> RECORDS FOR THE TASK:
■ ■ ■ ■ ■ ■ ■

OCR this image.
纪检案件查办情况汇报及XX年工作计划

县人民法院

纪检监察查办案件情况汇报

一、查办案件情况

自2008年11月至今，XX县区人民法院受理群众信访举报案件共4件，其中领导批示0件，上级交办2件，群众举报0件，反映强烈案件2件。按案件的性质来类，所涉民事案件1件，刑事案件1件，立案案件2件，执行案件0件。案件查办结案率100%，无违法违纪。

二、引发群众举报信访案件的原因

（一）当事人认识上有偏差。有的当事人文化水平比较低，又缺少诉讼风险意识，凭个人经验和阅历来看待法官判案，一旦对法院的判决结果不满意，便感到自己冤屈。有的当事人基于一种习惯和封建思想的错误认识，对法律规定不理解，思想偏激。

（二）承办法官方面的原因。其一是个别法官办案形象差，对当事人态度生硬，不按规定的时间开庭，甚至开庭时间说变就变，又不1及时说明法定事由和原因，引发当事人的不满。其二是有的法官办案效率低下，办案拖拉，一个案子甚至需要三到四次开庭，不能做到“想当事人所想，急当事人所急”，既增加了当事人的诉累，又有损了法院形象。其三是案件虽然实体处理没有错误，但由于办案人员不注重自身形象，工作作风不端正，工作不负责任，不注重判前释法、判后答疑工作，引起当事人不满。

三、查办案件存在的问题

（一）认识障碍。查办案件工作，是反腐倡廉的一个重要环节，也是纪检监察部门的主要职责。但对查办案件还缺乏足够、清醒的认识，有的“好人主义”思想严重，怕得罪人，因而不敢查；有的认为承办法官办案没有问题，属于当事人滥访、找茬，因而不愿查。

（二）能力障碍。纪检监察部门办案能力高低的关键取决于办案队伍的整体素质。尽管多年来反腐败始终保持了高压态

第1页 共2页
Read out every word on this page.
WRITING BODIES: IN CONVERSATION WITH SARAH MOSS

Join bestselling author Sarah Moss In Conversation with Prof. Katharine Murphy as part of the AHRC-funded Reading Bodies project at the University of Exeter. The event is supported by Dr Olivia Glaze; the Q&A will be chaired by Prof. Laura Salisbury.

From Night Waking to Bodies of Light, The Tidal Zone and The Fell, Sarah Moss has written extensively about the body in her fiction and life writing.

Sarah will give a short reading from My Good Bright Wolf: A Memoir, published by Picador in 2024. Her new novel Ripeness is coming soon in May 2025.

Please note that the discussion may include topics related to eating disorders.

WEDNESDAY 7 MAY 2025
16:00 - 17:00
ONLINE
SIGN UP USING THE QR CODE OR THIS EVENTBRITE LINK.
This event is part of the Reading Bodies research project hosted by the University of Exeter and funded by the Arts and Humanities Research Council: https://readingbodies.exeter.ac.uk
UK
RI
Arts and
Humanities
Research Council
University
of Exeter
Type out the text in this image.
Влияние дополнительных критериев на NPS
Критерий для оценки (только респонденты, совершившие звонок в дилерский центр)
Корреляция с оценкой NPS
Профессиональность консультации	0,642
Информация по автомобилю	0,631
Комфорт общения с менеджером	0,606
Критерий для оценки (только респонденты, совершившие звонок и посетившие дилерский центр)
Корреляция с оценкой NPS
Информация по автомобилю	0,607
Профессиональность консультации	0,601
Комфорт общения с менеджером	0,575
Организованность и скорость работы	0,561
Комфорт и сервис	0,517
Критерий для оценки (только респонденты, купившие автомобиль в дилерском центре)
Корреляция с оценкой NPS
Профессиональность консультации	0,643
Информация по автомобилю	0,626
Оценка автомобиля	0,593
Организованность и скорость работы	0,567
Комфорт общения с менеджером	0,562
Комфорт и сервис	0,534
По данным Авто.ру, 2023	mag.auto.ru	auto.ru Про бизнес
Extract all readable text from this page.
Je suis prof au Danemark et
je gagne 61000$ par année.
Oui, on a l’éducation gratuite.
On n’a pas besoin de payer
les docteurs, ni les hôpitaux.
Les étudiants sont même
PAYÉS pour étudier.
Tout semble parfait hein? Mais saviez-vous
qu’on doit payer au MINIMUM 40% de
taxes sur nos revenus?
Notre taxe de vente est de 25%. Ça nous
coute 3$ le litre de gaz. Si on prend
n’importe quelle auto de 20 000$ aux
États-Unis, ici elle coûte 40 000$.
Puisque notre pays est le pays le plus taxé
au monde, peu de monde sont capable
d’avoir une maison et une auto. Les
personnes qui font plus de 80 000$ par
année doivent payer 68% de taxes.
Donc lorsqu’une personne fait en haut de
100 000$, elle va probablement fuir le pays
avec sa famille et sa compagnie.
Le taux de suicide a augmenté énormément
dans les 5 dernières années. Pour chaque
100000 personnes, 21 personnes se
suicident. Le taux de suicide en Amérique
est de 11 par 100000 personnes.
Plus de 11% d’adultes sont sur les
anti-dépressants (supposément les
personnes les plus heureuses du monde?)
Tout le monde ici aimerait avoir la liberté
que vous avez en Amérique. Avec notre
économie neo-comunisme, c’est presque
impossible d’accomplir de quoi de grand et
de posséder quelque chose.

■ ■ ■ ■ ■ ■ ■

> GOAL OF THE EXERCISE:
Set down all of the data above, word for word.

> EXERCISE OUTPUT:
OCR this image.
纪检案件查办情况汇报及XX年工作计划

县人民法院

纪检监察查办案件情况汇报

一、查办案件情况

自2008年11月至今，XX县区人民法院受理群众信访举报案件共4件，其中领导批示0件，上级交办2件，群众举报0件，反映强烈案件2件。按案件的性质来类，所涉民事案件1件，刑事案件1件，立案案件2件，执行案件0件。案件查办结案率100%，无违法违纪。

二、引发群众举报信访案件的原因

（一）当事人认识上有偏差。有的当事人文化水平比较低，又缺少诉讼风险意识，凭个人经验和阅历来看待法官判案，一旦对法院的判决结果不满意，便感到自己冤屈。有的当事人基于一种习惯和封建思想的错误认识，对法律规定不理解，思想偏激。

（二）承办法官方面的原因。其一是个别法官办案形象差，对当事人态度生硬，不按规定的时间开庭，甚至开庭时间说变就变，又不1及时说明法定事由和原因，引发当事人的不满。其二是有的法官办案效率低下，办案拖拉，一个案子甚至需要三到四次开庭，不能做到“想当事人所想，急当事人所急”，既增加了当事人的诉累，又有损了法院形象。其三是案件虽然实体处理没有错误，但由于办案人员不注重自身形象，工作作风不端正，工作不负责任，不注重判前释法、判后答疑工作，引起当事人不满。

三、查办案件存在的问题

（一）认识障碍。查办案件工作，是反腐倡廉的一个重要环节，也是纪检监察部门的主要职责。但对查办案件还缺乏足够、清醒的认识，有的“好人主义”思想严重，怕得罪人，因而不敢查；有的认为承办法官办案没有问题，属于当事人滥访、找茬，因而不愿查。

（二）能力障碍。纪检监察部门办案能力高低的关键取决于办案队伍的整体素质。尽管多年来反腐败始终保持了高压态

第1页 共2页
Read out every word on this page.
WRITING BODIES: IN CONVERSATION WITH SARAH MOSS

Join bestselling author Sarah Moss In Conversation with Prof. Katharine Murphy as part of the AHRC-funded Reading Bodies project at the University of Exeter. The event is supported by Dr Olivia Glaze; the Q&A will be chaired by Prof. Laura Salisbury.

From Night Waking to Bodies of Light, The Tidal Zone and The Fell, Sarah Moss has written extensively about the body in her fiction and life writing.

Sarah will give a short reading from My Good Bright Wolf: A Memoir, published by Picador in 2024. Her new novel Ripeness is coming soon in May 2025.

Please note that the discussion may include topics related to eating disorders.

WEDNESDAY 7 MAY 2025
16:00 - 17:00
ONLINE
SIGN UP USING THE QR CODE OR THIS EVENTBRITE LINK.
This event is part of the Reading Bodies research project hosted by the University of Exeter and funded by the Arts and Humanities Research Council: https://readingbodies.exeter.ac.uk
UK
RI
Arts and
Humanities
Research Council
University
of Exeter
Type out the text in this image.
Влияние дополнительных критериев на NPS
Критерий для оценки (только респонденты, совершившие звонок в дилерский центр)
Корреляция с оценкой NPS
Профессиональность консультации	0,642
Информация по автомобилю	0,631
Комфорт общения с менеджером	0,606
Критерий для оценки (только респонденты, совершившие звонок и посетившие дилерский центр)
Корреляция с оценкой NPS
Информация по автомобилю	0,607
Профессиональность консультации	0,601
Комфорт общения с менеджером	0,575
Организованность и скорость работы	0,561
Комфорт и сервис	0,517
Критерий для оценки (только респонденты, купившие автомобиль в дилерском центре)
Корреляция с оценкой NPS
Профессиональность консультации	0,643
Информация по автомобилю	0,626
Оценка автомобиля	0,593
Организованность и скорость работы	0,567
Комфорт общения с менеджером	0,562
Комфорт и сервис	0,534
По данным Авто.ру, 2023	mag.auto.ru	auto.ru Про бизнес
Extract all readable text from this page.
Je suis prof au Danemark et
je gagne 61000$ par année.
Oui, on a l’éducation gratuite.
On n’a pas besoin de payer
les docteurs, ni les hôpitaux.
Les étudiants sont même
PAYÉS pour étudier.
Tout semble parfait hein? Mais saviez-vous
qu’on doit payer au MINIMUM 40% de
taxes sur nos revenus?
Notre taxe de vente est de 25%. Ça nous
coute 3$ le litre de gaz. Si on prend
n’importe quelle auto de 20 000$ aux
États-Unis, ici elle coûte 40 000$.
Puisque notre pays est le pays le plus taxé
au monde, peu de monde sont capable
d’avoir une maison et une auto. Les
personnes qui font plus de 80 000$ par
année doivent payer 68% de taxes.
Donc lorsqu’une personne fait en haut de
100 000$, elle va probablement fuir le pays
avec sa famille et sa compagnie.
Le taux de suicide a augmenté énormément
dans les 5 dernières années. Pour chaque
100000 personnes, 21 personnes se
suicident. Le taux de suicide en Amérique
est de 11 par 100000 personnes.
Plus de 11% d’adultes sont sur les
anti-dépressants (supposément les
personnes les plus heureuses du monde?)
Tout le monde ici aimerait avoir la liberté
que vous avez en Amérique. Avec notre
économie neo-comunisme, c’est presque
impossible d’accomplir de quoi de grand et
de posséder quelque chose.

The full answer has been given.